* [Records]
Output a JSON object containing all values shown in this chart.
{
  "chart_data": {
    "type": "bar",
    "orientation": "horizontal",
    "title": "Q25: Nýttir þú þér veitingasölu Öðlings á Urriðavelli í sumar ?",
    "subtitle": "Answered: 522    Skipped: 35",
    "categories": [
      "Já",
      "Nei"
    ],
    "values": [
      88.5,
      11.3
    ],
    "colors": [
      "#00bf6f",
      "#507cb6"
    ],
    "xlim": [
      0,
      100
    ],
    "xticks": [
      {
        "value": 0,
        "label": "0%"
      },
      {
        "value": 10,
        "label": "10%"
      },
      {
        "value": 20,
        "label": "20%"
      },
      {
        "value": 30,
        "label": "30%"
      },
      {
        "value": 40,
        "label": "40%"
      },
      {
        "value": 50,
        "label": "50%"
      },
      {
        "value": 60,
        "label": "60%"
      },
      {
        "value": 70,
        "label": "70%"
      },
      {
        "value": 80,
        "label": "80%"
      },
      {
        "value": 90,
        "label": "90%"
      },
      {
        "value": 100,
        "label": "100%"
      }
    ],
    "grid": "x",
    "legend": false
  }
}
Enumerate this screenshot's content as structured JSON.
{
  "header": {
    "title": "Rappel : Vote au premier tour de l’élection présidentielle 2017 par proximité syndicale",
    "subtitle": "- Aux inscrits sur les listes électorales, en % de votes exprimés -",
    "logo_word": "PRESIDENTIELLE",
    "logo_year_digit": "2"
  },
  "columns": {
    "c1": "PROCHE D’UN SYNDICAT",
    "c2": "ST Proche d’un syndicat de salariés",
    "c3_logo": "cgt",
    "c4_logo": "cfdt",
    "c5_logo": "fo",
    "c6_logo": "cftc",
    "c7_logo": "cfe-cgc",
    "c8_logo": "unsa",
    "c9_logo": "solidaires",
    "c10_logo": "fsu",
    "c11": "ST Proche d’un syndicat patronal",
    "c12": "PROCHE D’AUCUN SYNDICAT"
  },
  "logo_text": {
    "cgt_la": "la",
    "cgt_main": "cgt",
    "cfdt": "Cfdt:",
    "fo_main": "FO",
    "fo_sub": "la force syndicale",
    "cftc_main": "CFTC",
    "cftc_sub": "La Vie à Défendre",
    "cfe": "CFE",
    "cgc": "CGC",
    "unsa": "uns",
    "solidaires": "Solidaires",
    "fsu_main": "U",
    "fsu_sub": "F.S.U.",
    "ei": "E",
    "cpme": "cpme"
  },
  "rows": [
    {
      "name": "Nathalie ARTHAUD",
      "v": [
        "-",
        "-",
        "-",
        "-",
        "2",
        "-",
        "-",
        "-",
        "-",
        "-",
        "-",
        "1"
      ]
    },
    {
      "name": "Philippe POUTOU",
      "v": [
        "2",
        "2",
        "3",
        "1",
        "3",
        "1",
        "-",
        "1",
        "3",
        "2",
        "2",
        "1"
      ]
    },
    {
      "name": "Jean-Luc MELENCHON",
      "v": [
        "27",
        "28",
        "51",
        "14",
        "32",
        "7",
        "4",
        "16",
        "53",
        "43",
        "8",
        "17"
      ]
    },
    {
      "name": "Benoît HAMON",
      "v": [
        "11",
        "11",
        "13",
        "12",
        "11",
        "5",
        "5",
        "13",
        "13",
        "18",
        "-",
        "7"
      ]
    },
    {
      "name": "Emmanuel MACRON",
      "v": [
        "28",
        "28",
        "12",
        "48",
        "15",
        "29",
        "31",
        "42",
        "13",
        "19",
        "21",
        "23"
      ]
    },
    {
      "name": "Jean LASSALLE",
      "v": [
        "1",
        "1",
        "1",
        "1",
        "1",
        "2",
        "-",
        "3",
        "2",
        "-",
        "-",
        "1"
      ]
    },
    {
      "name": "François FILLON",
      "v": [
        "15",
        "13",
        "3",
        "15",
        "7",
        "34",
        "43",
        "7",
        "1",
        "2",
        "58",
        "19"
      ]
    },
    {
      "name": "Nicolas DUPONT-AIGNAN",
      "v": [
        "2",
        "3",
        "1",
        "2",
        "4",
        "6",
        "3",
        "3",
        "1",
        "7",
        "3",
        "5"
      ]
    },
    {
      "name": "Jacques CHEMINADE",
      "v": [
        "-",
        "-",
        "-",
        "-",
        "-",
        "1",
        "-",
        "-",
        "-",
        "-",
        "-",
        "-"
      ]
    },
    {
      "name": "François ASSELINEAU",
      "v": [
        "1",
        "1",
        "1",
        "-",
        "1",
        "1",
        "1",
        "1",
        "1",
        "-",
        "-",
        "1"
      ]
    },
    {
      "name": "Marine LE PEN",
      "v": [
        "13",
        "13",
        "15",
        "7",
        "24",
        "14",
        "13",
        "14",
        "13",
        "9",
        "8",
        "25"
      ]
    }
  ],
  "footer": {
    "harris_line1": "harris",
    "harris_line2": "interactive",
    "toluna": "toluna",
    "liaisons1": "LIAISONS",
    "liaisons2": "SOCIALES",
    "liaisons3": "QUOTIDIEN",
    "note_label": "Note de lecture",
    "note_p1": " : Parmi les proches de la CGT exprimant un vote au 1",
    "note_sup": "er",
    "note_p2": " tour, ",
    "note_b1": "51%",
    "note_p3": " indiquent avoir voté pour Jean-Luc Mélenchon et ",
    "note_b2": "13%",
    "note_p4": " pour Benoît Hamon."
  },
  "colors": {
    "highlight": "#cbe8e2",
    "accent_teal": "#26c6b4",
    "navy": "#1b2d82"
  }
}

* [Exercise brief] Return the lines above exactly, keeping every word.

* [Exercise solution]
Output a JSON object containing all values shown in this chart.
{
  "chart_data": {
    "type": "bar",
    "orientation": "horizontal",
    "title": "Q25: Nýttir þú þér veitingasölu Öðlings á Urriðavelli í sumar ?",
    "subtitle": "Answered: 522    Skipped: 35",
    "categories": [
      "Já",
      "Nei"
    ],
    "values": [
      88.5,
      11.3
    ],
    "colors": [
      "#00bf6f",
      "#507cb6"
    ],
    "xlim": [
      0,
      100
    ],
    "xticks": [
      {
        "value": 0,
        "label": "0%"
      },
      {
        "value": 10,
        "label": "10%"
      },
      {
        "value": 20,
        "label": "20%"
      },
      {
        "value": 30,
        "label": "30%"
      },
      {
        "value": 40,
        "label": "40%"
      },
      {
        "value": 50,
        "label": "50%"
      },
      {
        "value": 60,
        "label": "60%"
      },
      {
        "value": 70,
        "label": "70%"
      },
      {
        "value": 80,
        "label": "80%"
      },
      {
        "value": 90,
        "label": "90%"
      },
      {
        "value": 100,
        "label": "100%"
      }
    ],
    "grid": "x",
    "legend": false
  }
}
Enumerate this screenshot's content as structured JSON.
{
  "header": {
    "title": "Rappel : Vote au premier tour de l’élection présidentielle 2017 par proximité syndicale",
    "subtitle": "- Aux inscrits sur les listes électorales, en % de votes exprimés -",
    "logo_word": "PRESIDENTIELLE",
    "logo_year_digit": "2"
  },
  "columns": {
    "c1": "PROCHE D’UN SYNDICAT",
    "c2": "ST Proche d’un syndicat de salariés",
    "c3_logo": "cgt",
    "c4_logo": "cfdt",
    "c5_logo": "fo",
    "c6_logo": "cftc",
    "c7_logo": "cfe-cgc",
    "c8_logo": "unsa",
    "c9_logo": "solidaires",
    "c10_logo": "fsu",
    "c11": "ST Proche d’un syndicat patronal",
    "c12": "PROCHE D’AUCUN SYNDICAT"
  },
  "logo_text": {
    "cgt_la": "la",
    "cgt_main": "cgt",
    "cfdt": "Cfdt:",
    "fo_main": "FO",
    "fo_sub": "la force syndicale",
    "cftc_main": "CFTC",
    "cftc_sub": "La Vie à Défendre",
    "cfe": "CFE",
    "cgc": "CGC",
    "unsa": "uns",
    "solidaires": "Solidaires",
    "fsu_main": "U",
    "fsu_sub": "F.S.U.",
    "ei": "E",
    "cpme": "cpme"
  },
  "rows": [
    {
      "name": "Nathalie ARTHAUD",
      "v": [
        "-",
        "-",
        "-",
        "-",
        "2",
        "-",
        "-",
        "-",
        "-",
        "-",
        "-",
        "1"
      ]
    },
    {
      "name": "Philippe POUTOU",
      "v": [
        "2",
        "2",
        "3",
        "1",
        "3",
        "1",
        "-",
        "1",
        "3",
        "2",
        "2",
        "1"
      ]
    },
    {
      "name": "Jean-Luc MELENCHON",
      "v": [
        "27",
        "28",
        "51",
        "14",
        "32",
        "7",
        "4",
        "16",
        "53",
        "43",
        "8",
        "17"
      ]
    },
    {
      "name": "Benoît HAMON",
      "v": [
        "11",
        "11",
        "13",
        "12",
        "11",
        "5",
        "5",
        "13",
        "13",
        "18",
        "-",
        "7"
      ]
    },
    {
      "name": "Emmanuel MACRON",
      "v": [
        "28",
        "28",
        "12",
        "48",
        "15",
        "29",
        "31",
        "42",
        "13",
        "19",
        "21",
        "23"
      ]
    },
    {
      "name": "Jean LASSALLE",
      "v": [
        "1",
        "1",
        "1",
        "1",
        "1",
        "2",
        "-",
        "3",
        "2",
        "-",
        "-",
        "1"
      ]
    },
    {
      "name": "François FILLON",
      "v": [
        "15",
        "13",
        "3",
        "15",
        "7",
        "34",
        "43",
        "7",
        "1",
        "2",
        "58",
        "19"
      ]
    },
    {
      "name": "Nicolas DUPONT-AIGNAN",
      "v": [
        "2",
        "3",
        "1",
        "2",
        "4",
        "6",
        "3",
        "3",
        "1",
        "7",
        "3",
        "5"
      ]
    },
    {
      "name": "Jacques CHEMINADE",
      "v": [
        "-",
        "-",
        "-",
        "-",
        "-",
        "1",
        "-",
        "-",
        "-",
        "-",
        "-",
        "-"
      ]
    },
    {
      "name": "François ASSELINEAU",
      "v": [
        "1",
        "1",
        "1",
        "-",
        "1",
        "1",
        "1",
        "1",
        "1",
        "-",
        "-",
        "1"
      ]
    },
    {
      "name": "Marine LE PEN",
      "v": [
        "13",
        "13",
        "15",
        "7",
        "24",
        "14",
        "13",
        "14",
        "13",
        "9",
        "8",
        "25"
      ]
    }
  ],
  "footer": {
    "harris_line1": "harris",
    "harris_line2": "interactive",
    "toluna": "toluna",
    "liaisons1": "LIAISONS",
    "liaisons2": "SOCIALES",
    "liaisons3": "QUOTIDIEN",
    "note_label": "Note de lecture",
    "note_p1": " : Parmi les proches de la CGT exprimant un vote au 1",
    "note_sup": "er",
    "note_p2": " tour, ",
    "note_b1": "51%",
    "note_p3": " indiquent avoir voté pour Jean-Luc Mélenchon et ",
    "note_b2": "13%",
    "note_p4": " pour Benoît Hamon."
  },
  "colors": {
    "highlight": "#cbe8e2",
    "accent_teal": "#26c6b4",
    "navy": "#1b2d82"
  }
}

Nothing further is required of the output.